--- Start Dataset records ---
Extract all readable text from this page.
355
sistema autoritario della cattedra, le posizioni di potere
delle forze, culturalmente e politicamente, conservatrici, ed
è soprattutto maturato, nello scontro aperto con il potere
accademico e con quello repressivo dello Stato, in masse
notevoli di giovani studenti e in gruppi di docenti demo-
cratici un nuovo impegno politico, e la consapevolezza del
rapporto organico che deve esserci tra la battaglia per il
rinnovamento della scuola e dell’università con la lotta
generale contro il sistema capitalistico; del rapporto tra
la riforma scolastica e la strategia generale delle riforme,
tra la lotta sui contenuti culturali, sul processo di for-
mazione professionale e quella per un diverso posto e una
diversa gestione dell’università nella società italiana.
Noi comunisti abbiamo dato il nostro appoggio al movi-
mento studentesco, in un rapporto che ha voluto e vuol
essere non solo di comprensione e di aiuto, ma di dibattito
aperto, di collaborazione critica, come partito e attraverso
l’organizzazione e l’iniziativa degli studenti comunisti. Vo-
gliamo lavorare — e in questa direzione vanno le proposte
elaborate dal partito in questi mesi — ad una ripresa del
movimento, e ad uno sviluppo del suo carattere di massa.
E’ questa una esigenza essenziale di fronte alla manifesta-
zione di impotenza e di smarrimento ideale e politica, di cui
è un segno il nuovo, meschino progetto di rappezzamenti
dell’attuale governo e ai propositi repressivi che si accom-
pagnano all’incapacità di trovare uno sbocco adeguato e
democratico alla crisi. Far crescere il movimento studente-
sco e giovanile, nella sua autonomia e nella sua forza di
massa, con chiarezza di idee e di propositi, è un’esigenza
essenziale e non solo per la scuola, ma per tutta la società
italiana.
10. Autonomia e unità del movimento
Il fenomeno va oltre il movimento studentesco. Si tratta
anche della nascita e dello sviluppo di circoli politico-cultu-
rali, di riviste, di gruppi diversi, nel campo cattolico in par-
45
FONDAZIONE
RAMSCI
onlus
--- End Dataset records ---
Task to carry out >> The records above are to be copied in full, exactly as written.

Response >>
Extract all readable text from this page.
355
sistema autoritario della cattedra, le posizioni di potere
delle forze, culturalmente e politicamente, conservatrici, ed
è soprattutto maturato, nello scontro aperto con il potere
accademico e con quello repressivo dello Stato, in masse
notevoli di giovani studenti e in gruppi di docenti demo-
cratici un nuovo impegno politico, e la consapevolezza del
rapporto organico che deve esserci tra la battaglia per il
rinnovamento della scuola e dell’università con la lotta
generale contro il sistema capitalistico; del rapporto tra
la riforma scolastica e la strategia generale delle riforme,
tra la lotta sui contenuti culturali, sul processo di for-
mazione professionale e quella per un diverso posto e una
diversa gestione dell’università nella società italiana.
Noi comunisti abbiamo dato il nostro appoggio al movi-
mento studentesco, in un rapporto che ha voluto e vuol
essere non solo di comprensione e di aiuto, ma di dibattito
aperto, di collaborazione critica, come partito e attraverso
l’organizzazione e l’iniziativa degli studenti comunisti. Vo-
gliamo lavorare — e in questa direzione vanno le proposte
elaborate dal partito in questi mesi — ad una ripresa del
movimento, e ad uno sviluppo del suo carattere di massa.
E’ questa una esigenza essenziale di fronte alla manifesta-
zione di impotenza e di smarrimento ideale e politica, di cui
è un segno il nuovo, meschino progetto di rappezzamenti
dell’attuale governo e ai propositi repressivi che si accom-
pagnano all’incapacità di trovare uno sbocco adeguato e
democratico alla crisi. Far crescere il movimento studente-
sco e giovanile, nella sua autonomia e nella sua forza di
massa, con chiarezza di idee e di propositi, è un’esigenza
essenziale e non solo per la scuola, ma per tutta la società
italiana.
10. Autonomia e unità del movimento
Il fenomeno va oltre il movimento studentesco. Si tratta
anche della nascita e dello sviluppo di circoli politico-cultu-
rali, di riviste, di gruppi diversi, nel campo cattolico in par-
45
FONDAZIONE
RAMSCI
onlus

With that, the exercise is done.